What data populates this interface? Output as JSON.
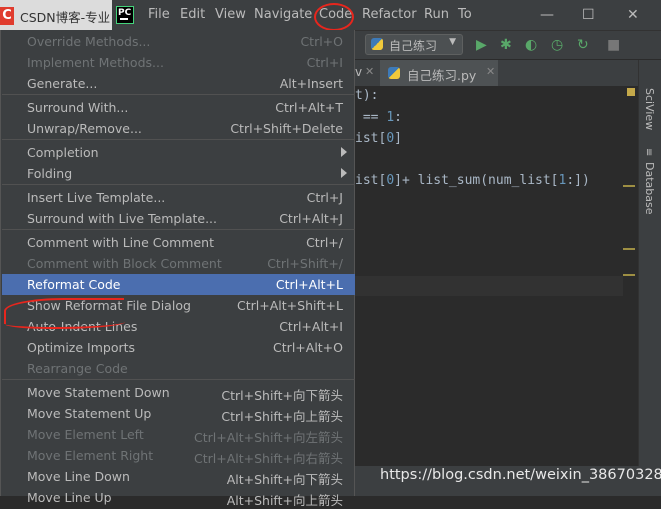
{
  "browser_tab": {
    "title": "CSDN博客-专业",
    "logo": "C"
  },
  "menubar": {
    "items": [
      {
        "label": "File",
        "name": "menu-file"
      },
      {
        "label": "Edit",
        "name": "menu-edit"
      },
      {
        "label": "View",
        "name": "menu-view"
      },
      {
        "label": "Navigate",
        "name": "menu-navigate"
      },
      {
        "label": "Code",
        "name": "menu-code"
      },
      {
        "label": "Refactor",
        "name": "menu-refactor"
      },
      {
        "label": "Run",
        "name": "menu-run"
      },
      {
        "label": "Tools",
        "name": "menu-tools"
      }
    ],
    "code": "Code",
    "file": "File",
    "edit": "Edit",
    "view": "View",
    "navigate": "Navigate",
    "refactor": "Refactor",
    "run": "Run",
    "tools": "To"
  },
  "window_controls": {
    "minimize": "—",
    "maximize": "☐",
    "close": "✕"
  },
  "toolbar": {
    "run_config": "自己练习"
  },
  "editor": {
    "tabs": {
      "partial_label": "v",
      "active_label": "自己练习.py"
    },
    "lines": [
      "t):",
      " == 1:",
      "ist[0]",
      "",
      "ist[0]+ list_sum(num_list[1:])"
    ]
  },
  "right_panel": {
    "sciview": "SciView",
    "database": "Database"
  },
  "watermark": "https://blog.csdn.net/weixin_38670328",
  "code_menu": [
    {
      "label": "Override Methods...",
      "shortcut": "Ctrl+O",
      "disabled": true
    },
    {
      "label": "Implement Methods...",
      "shortcut": "Ctrl+I",
      "disabled": true
    },
    {
      "label": "Generate...",
      "shortcut": "Alt+Insert",
      "disabled": false
    },
    {
      "label": "Surround With...",
      "shortcut": "Ctrl+Alt+T",
      "disabled": false
    },
    {
      "label": "Unwrap/Remove...",
      "shortcut": "Ctrl+Shift+Delete",
      "disabled": false
    },
    {
      "label": "Completion",
      "shortcut": "",
      "disabled": false,
      "submenu": true
    },
    {
      "label": "Folding",
      "shortcut": "",
      "disabled": false,
      "submenu": true
    },
    {
      "label": "Insert Live Template...",
      "shortcut": "Ctrl+J",
      "disabled": false
    },
    {
      "label": "Surround with Live Template...",
      "shortcut": "Ctrl+Alt+J",
      "disabled": false
    },
    {
      "label": "Comment with Line Comment",
      "shortcut": "Ctrl+/",
      "disabled": false
    },
    {
      "label": "Comment with Block Comment",
      "shortcut": "Ctrl+Shift+/",
      "disabled": true
    },
    {
      "label": "Reformat Code",
      "shortcut": "Ctrl+Alt+L",
      "disabled": false,
      "selected": true
    },
    {
      "label": "Show Reformat File Dialog",
      "shortcut": "Ctrl+Alt+Shift+L",
      "disabled": false
    },
    {
      "label": "Auto-Indent Lines",
      "shortcut": "Ctrl+Alt+I",
      "disabled": false
    },
    {
      "label": "Optimize Imports",
      "shortcut": "Ctrl+Alt+O",
      "disabled": false
    },
    {
      "label": "Rearrange Code",
      "shortcut": "",
      "disabled": true
    },
    {
      "label": "Move Statement Down",
      "shortcut": "Ctrl+Shift+向下箭头",
      "disabled": false
    },
    {
      "label": "Move Statement Up",
      "shortcut": "Ctrl+Shift+向上箭头",
      "disabled": false
    },
    {
      "label": "Move Element Left",
      "shortcut": "Ctrl+Alt+Shift+向左箭头",
      "disabled": true
    },
    {
      "label": "Move Element Right",
      "shortcut": "Ctrl+Alt+Shift+向右箭头",
      "disabled": true
    },
    {
      "label": "Move Line Down",
      "shortcut": "Alt+Shift+向下箭头",
      "disabled": false
    },
    {
      "label": "Move Line Up",
      "shortcut": "Alt+Shift+向上箭头",
      "disabled": false
    }
  ],
  "annotation_color": "#e8261d",
  "selection_color": "#4b6eaf"
}
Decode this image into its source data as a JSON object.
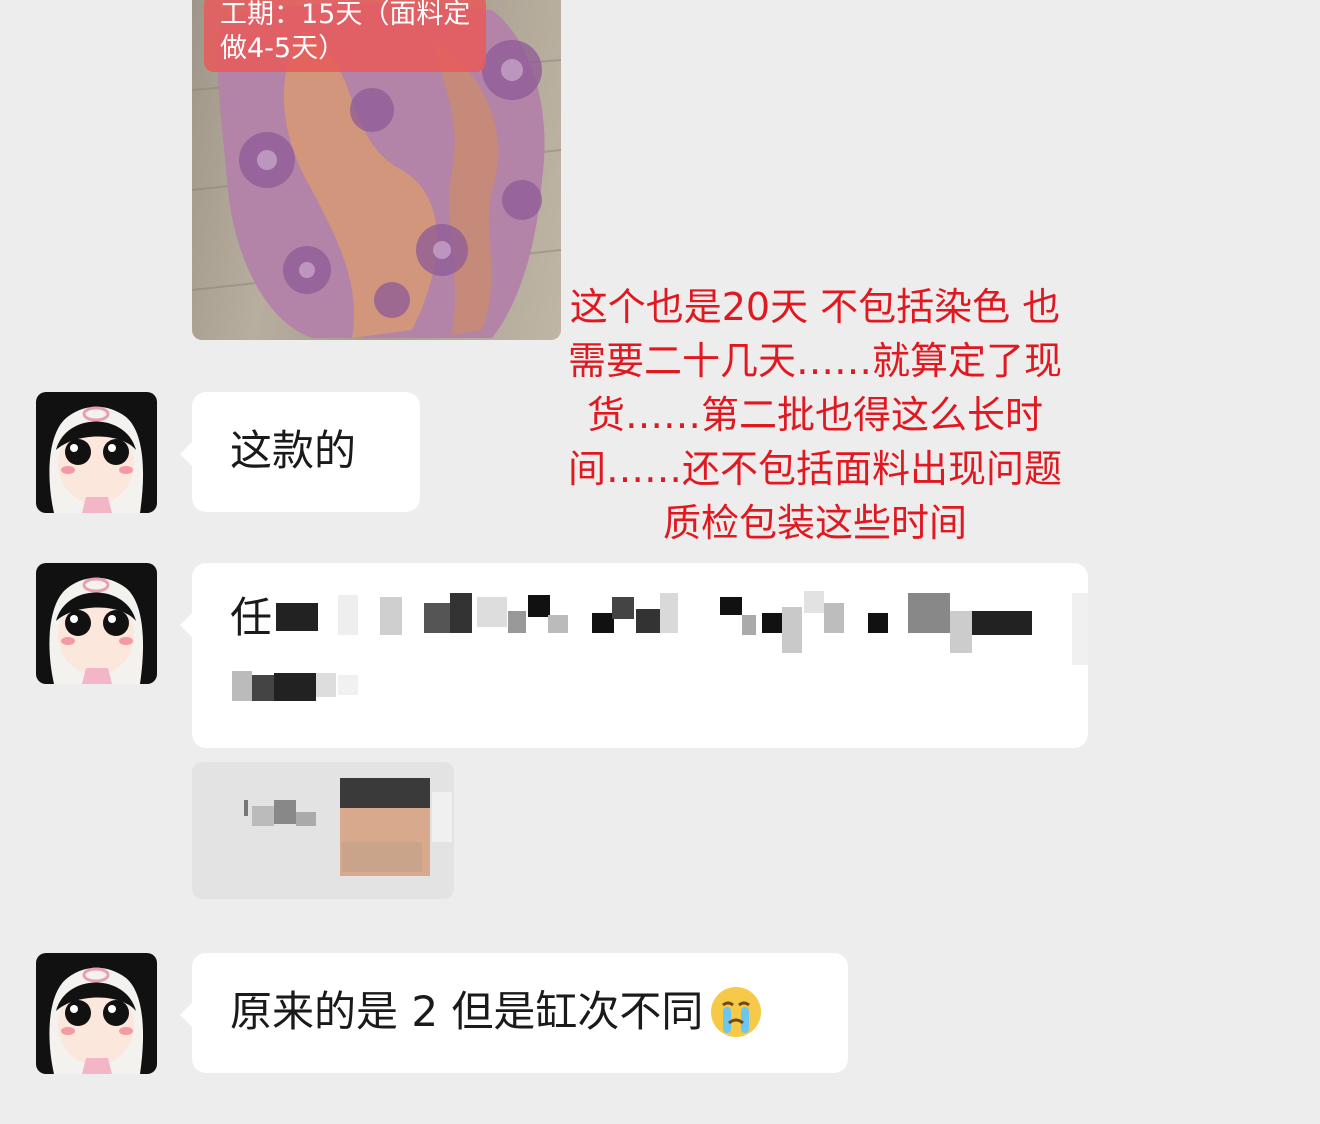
{
  "photo": {
    "label": "工期：15天（面料定做4-5天）"
  },
  "annotation": {
    "lines": [
      "这个也是20天 不包括染色 也",
      "需要二十几天……就算定了现",
      "货……第二批也得这么长时",
      "间……还不包括面料出现问题",
      "质检包装这些时间"
    ]
  },
  "messages": [
    {
      "text": "这款的"
    },
    {
      "text": "任"
    },
    {
      "text": "原来的是 2 但是缸次不同"
    }
  ],
  "emoji": "crying-face",
  "colors": {
    "background": "#ededed",
    "bubble": "#ffffff",
    "annotation": "#e01820",
    "label_bg": "#e85a5a"
  }
}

EXERCISE REQUIREMENTS
Restate the entire listing word for word, excluding pictures.

EXPECTED OUTPUT
What data populates this interface? Output as JSON.
{
  "browser_tab": {
    "title": "CSDN博客-专业",
    "logo": "C"
  },
  "menubar": {
    "items": [
      {
        "label": "File",
        "name": "menu-file"
      },
      {
        "label": "Edit",
        "name": "menu-edit"
      },
      {
        "label": "View",
        "name": "menu-view"
      },
      {
        "label": "Navigate",
        "name": "menu-navigate"
      },
      {
        "label": "Code",
        "name": "menu-code"
      },
      {
        "label": "Refactor",
        "name": "menu-refactor"
      },
      {
        "label": "Run",
        "name": "menu-run"
      },
      {
        "label": "Tools",
        "name": "menu-tools"
      }
    ],
    "code": "Code",
    "file": "File",
    "edit": "Edit",
    "view": "View",
    "navigate": "Navigate",
    "refactor": "Refactor",
    "run": "Run",
    "tools": "To"
  },
  "window_controls": {
    "minimize": "—",
    "maximize": "☐",
    "close": "✕"
  },
  "toolbar": {
    "run_config": "自己练习"
  },
  "editor": {
    "tabs": {
      "partial_label": "v",
      "active_label": "自己练习.py"
    },
    "lines": [
      "t):",
      " == 1:",
      "ist[0]",
      "",
      "ist[0]+ list_sum(num_list[1:])"
    ]
  },
  "right_panel": {
    "sciview": "SciView",
    "database": "Database"
  },
  "watermark": "https://blog.csdn.net/weixin_38670328",
  "code_menu": [
    {
      "label": "Override Methods...",
      "shortcut": "Ctrl+O",
      "disabled": true
    },
    {
      "label": "Implement Methods...",
      "shortcut": "Ctrl+I",
      "disabled": true
    },
    {
      "label": "Generate...",
      "shortcut": "Alt+Insert",
      "disabled": false
    },
    {
      "label": "Surround With...",
      "shortcut": "Ctrl+Alt+T",
      "disabled": false
    },
    {
      "label": "Unwrap/Remove...",
      "shortcut": "Ctrl+Shift+Delete",
      "disabled": false
    },
    {
      "label": "Completion",
      "shortcut": "",
      "disabled": false,
      "submenu": true
    },
    {
      "label": "Folding",
      "shortcut": "",
      "disabled": false,
      "submenu": true
    },
    {
      "label": "Insert Live Template...",
      "shortcut": "Ctrl+J",
      "disabled": false
    },
    {
      "label": "Surround with Live Template...",
      "shortcut": "Ctrl+Alt+J",
      "disabled": false
    },
    {
      "label": "Comment with Line Comment",
      "shortcut": "Ctrl+/",
      "disabled": false
    },
    {
      "label": "Comment with Block Comment",
      "shortcut": "Ctrl+Shift+/",
      "disabled": true
    },
    {
      "label": "Reformat Code",
      "shortcut": "Ctrl+Alt+L",
      "disabled": false,
      "selected": true
    },
    {
      "label": "Show Reformat File Dialog",
      "shortcut": "Ctrl+Alt+Shift+L",
      "disabled": false
    },
    {
      "label": "Auto-Indent Lines",
      "shortcut": "Ctrl+Alt+I",
      "disabled": false
    },
    {
      "label": "Optimize Imports",
      "shortcut": "Ctrl+Alt+O",
      "disabled": false
    },
    {
      "label": "Rearrange Code",
      "shortcut": "",
      "disabled": true
    },
    {
      "label": "Move Statement Down",
      "shortcut": "Ctrl+Shift+向下箭头",
      "disabled": false
    },
    {
      "label": "Move Statement Up",
      "shortcut": "Ctrl+Shift+向上箭头",
      "disabled": false
    },
    {
      "label": "Move Element Left",
      "shortcut": "Ctrl+Alt+Shift+向左箭头",
      "disabled": true
    },
    {
      "label": "Move Element Right",
      "shortcut": "Ctrl+Alt+Shift+向右箭头",
      "disabled": true
    },
    {
      "label": "Move Line Down",
      "shortcut": "Alt+Shift+向下箭头",
      "disabled": false
    },
    {
      "label": "Move Line Up",
      "shortcut": "Alt+Shift+向上箭头",
      "disabled": false
    }
  ],
  "annotation_color": "#e8261d",
  "selection_color": "#4b6eaf"
}
Decode this image into its source data as a JSON object.
{
  "photo": {
    "label": "工期：15天（面料定做4-5天）"
  },
  "annotation": {
    "lines": [
      "这个也是20天 不包括染色 也",
      "需要二十几天……就算定了现",
      "货……第二批也得这么长时",
      "间……还不包括面料出现问题",
      "质检包装这些时间"
    ]
  },
  "messages": [
    {
      "text": "这款的"
    },
    {
      "text": "任"
    },
    {
      "text": "原来的是 2 但是缸次不同"
    }
  ],
  "emoji": "crying-face",
  "colors": {
    "background": "#ededed",
    "bubble": "#ffffff",
    "annotation": "#e01820",
    "label_bg": "#e85a5a"
  }
}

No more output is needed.